(WHAT NEEDS TO BE DONE)
The entries that follow should be written out exactly.

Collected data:
--- --- ---

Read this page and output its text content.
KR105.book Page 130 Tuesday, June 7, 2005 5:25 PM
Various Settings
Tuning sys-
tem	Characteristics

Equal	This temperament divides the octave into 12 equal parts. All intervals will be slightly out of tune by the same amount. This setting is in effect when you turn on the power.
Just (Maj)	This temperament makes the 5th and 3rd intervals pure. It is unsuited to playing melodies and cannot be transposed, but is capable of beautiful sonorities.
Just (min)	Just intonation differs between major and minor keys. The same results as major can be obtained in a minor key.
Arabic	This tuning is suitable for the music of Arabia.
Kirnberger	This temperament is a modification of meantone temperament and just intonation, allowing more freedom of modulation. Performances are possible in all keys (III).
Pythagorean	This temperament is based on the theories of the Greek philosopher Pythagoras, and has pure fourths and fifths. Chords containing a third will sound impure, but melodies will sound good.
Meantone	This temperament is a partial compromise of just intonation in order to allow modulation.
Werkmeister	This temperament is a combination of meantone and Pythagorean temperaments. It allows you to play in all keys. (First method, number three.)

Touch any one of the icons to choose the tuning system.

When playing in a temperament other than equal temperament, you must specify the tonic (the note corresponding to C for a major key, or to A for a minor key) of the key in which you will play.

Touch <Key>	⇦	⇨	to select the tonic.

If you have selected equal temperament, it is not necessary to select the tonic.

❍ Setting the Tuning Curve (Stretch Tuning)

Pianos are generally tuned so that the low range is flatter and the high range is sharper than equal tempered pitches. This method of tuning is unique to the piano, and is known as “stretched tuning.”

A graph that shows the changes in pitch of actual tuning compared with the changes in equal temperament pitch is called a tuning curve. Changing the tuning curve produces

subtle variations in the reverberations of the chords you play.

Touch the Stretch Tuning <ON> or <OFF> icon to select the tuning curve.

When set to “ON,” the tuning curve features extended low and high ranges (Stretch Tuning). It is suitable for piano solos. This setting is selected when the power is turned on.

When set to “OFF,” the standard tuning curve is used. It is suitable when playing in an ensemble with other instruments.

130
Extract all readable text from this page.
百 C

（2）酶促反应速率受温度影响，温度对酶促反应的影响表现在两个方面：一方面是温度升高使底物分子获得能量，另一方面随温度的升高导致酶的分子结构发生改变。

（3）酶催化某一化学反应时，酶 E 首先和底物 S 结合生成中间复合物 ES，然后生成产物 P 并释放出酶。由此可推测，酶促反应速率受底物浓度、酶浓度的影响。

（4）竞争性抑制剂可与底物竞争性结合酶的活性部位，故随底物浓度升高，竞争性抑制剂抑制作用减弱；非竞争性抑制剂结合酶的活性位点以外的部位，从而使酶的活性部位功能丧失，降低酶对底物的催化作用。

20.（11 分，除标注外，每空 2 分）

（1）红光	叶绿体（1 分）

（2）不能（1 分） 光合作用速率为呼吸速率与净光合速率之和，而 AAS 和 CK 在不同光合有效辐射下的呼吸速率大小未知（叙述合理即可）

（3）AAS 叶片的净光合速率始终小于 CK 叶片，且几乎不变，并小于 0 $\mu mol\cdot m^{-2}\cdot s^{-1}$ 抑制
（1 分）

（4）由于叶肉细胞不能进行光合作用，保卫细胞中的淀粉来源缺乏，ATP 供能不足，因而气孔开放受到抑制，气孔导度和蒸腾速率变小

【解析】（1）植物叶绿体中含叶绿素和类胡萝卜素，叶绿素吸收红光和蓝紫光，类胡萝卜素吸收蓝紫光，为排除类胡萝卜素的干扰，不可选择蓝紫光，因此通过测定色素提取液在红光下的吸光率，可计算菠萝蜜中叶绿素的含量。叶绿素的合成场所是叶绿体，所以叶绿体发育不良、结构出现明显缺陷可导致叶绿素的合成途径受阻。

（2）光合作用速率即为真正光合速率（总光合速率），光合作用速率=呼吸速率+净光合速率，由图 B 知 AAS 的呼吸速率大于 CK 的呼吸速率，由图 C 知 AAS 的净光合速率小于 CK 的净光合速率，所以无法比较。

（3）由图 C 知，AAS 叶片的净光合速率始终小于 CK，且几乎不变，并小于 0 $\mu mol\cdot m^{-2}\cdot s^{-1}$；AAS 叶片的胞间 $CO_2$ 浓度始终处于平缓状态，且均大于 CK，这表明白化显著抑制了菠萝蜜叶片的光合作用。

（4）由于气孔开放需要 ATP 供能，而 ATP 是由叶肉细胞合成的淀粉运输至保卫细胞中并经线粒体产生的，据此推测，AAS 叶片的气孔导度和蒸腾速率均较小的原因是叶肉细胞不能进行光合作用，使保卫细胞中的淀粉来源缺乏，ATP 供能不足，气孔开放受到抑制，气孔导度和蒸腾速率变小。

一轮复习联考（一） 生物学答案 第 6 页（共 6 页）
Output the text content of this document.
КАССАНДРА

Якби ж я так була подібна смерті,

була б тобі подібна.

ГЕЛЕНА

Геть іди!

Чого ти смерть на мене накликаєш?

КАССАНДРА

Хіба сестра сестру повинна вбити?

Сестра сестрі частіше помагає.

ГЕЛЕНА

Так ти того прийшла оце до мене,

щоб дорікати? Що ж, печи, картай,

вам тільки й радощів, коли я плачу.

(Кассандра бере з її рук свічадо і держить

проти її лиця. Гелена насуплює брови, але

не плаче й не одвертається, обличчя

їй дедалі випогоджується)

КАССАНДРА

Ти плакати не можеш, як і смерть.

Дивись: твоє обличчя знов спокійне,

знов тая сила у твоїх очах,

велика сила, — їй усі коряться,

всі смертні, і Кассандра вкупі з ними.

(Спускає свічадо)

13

--- --- ---

(TASK RESPONSE)
Read this page and output its text content.
KR105.book Page 130 Tuesday, June 7, 2005 5:25 PM
Various Settings
Tuning sys-
tem	Characteristics

Equal	This temperament divides the octave into 12 equal parts. All intervals will be slightly out of tune by the same amount. This setting is in effect when you turn on the power.
Just (Maj)	This temperament makes the 5th and 3rd intervals pure. It is unsuited to playing melodies and cannot be transposed, but is capable of beautiful sonorities.
Just (min)	Just intonation differs between major and minor keys. The same results as major can be obtained in a minor key.
Arabic	This tuning is suitable for the music of Arabia.
Kirnberger	This temperament is a modification of meantone temperament and just intonation, allowing more freedom of modulation. Performances are possible in all keys (III).
Pythagorean	This temperament is based on the theories of the Greek philosopher Pythagoras, and has pure fourths and fifths. Chords containing a third will sound impure, but melodies will sound good.
Meantone	This temperament is a partial compromise of just intonation in order to allow modulation.
Werkmeister	This temperament is a combination of meantone and Pythagorean temperaments. It allows you to play in all keys. (First method, number three.)

Touch any one of the icons to choose the tuning system.

When playing in a temperament other than equal temperament, you must specify the tonic (the note corresponding to C for a major key, or to A for a minor key) of the key in which you will play.

Touch <Key>	⇦	⇨	to select the tonic.

If you have selected equal temperament, it is not necessary to select the tonic.

❍ Setting the Tuning Curve (Stretch Tuning)

Pianos are generally tuned so that the low range is flatter and the high range is sharper than equal tempered pitches. This method of tuning is unique to the piano, and is known as “stretched tuning.”

A graph that shows the changes in pitch of actual tuning compared with the changes in equal temperament pitch is called a tuning curve. Changing the tuning curve produces

subtle variations in the reverberations of the chords you play.

Touch the Stretch Tuning <ON> or <OFF> icon to select the tuning curve.

When set to “ON,” the tuning curve features extended low and high ranges (Stretch Tuning). It is suitable for piano solos. This setting is selected when the power is turned on.

When set to “OFF,” the standard tuning curve is used. It is suitable when playing in an ensemble with other instruments.

130
Extract all readable text from this page.
百 C

（2）酶促反应速率受温度影响，温度对酶促反应的影响表现在两个方面：一方面是温度升高使底物分子获得能量，另一方面随温度的升高导致酶的分子结构发生改变。

（3）酶催化某一化学反应时，酶 E 首先和底物 S 结合生成中间复合物 ES，然后生成产物 P 并释放出酶。由此可推测，酶促反应速率受底物浓度、酶浓度的影响。

（4）竞争性抑制剂可与底物竞争性结合酶的活性部位，故随底物浓度升高，竞争性抑制剂抑制作用减弱；非竞争性抑制剂结合酶的活性位点以外的部位，从而使酶的活性部位功能丧失，降低酶对底物的催化作用。

20.（11 分，除标注外，每空 2 分）

（1）红光	叶绿体（1 分）

（2）不能（1 分） 光合作用速率为呼吸速率与净光合速率之和，而 AAS 和 CK 在不同光合有效辐射下的呼吸速率大小未知（叙述合理即可）

（3）AAS 叶片的净光合速率始终小于 CK 叶片，且几乎不变，并小于 0 $\mu mol\cdot m^{-2}\cdot s^{-1}$ 抑制
（1 分）

（4）由于叶肉细胞不能进行光合作用，保卫细胞中的淀粉来源缺乏，ATP 供能不足，因而气孔开放受到抑制，气孔导度和蒸腾速率变小

【解析】（1）植物叶绿体中含叶绿素和类胡萝卜素，叶绿素吸收红光和蓝紫光，类胡萝卜素吸收蓝紫光，为排除类胡萝卜素的干扰，不可选择蓝紫光，因此通过测定色素提取液在红光下的吸光率，可计算菠萝蜜中叶绿素的含量。叶绿素的合成场所是叶绿体，所以叶绿体发育不良、结构出现明显缺陷可导致叶绿素的合成途径受阻。

（2）光合作用速率即为真正光合速率（总光合速率），光合作用速率=呼吸速率+净光合速率，由图 B 知 AAS 的呼吸速率大于 CK 的呼吸速率，由图 C 知 AAS 的净光合速率小于 CK 的净光合速率，所以无法比较。

（3）由图 C 知，AAS 叶片的净光合速率始终小于 CK，且几乎不变，并小于 0 $\mu mol\cdot m^{-2}\cdot s^{-1}$；AAS 叶片的胞间 $CO_2$ 浓度始终处于平缓状态，且均大于 CK，这表明白化显著抑制了菠萝蜜叶片的光合作用。

（4）由于气孔开放需要 ATP 供能，而 ATP 是由叶肉细胞合成的淀粉运输至保卫细胞中并经线粒体产生的，据此推测，AAS 叶片的气孔导度和蒸腾速率均较小的原因是叶肉细胞不能进行光合作用，使保卫细胞中的淀粉来源缺乏，ATP 供能不足，气孔开放受到抑制，气孔导度和蒸腾速率变小。

一轮复习联考（一） 生物学答案 第 6 页（共 6 页）
Output the text content of this document.
КАССАНДРА

Якби ж я так була подібна смерті,

була б тобі подібна.

ГЕЛЕНА

Геть іди!

Чого ти смерть на мене накликаєш?

КАССАНДРА

Хіба сестра сестру повинна вбити?

Сестра сестрі частіше помагає.

ГЕЛЕНА

Так ти того прийшла оце до мене,

щоб дорікати? Що ж, печи, картай,

вам тільки й радощів, коли я плачу.

(Кассандра бере з її рук свічадо і держить

проти її лиця. Гелена насуплює брови, але

не плаче й не одвертається, обличчя

їй дедалі випогоджується)

КАССАНДРА

Ти плакати не можеш, як і смерть.

Дивись: твоє обличчя знов спокійне,

знов тая сила у твоїх очах,

велика сила, — їй усі коряться,

всі смертні, і Кассандра вкупі з ними.

(Спускає свічадо)

13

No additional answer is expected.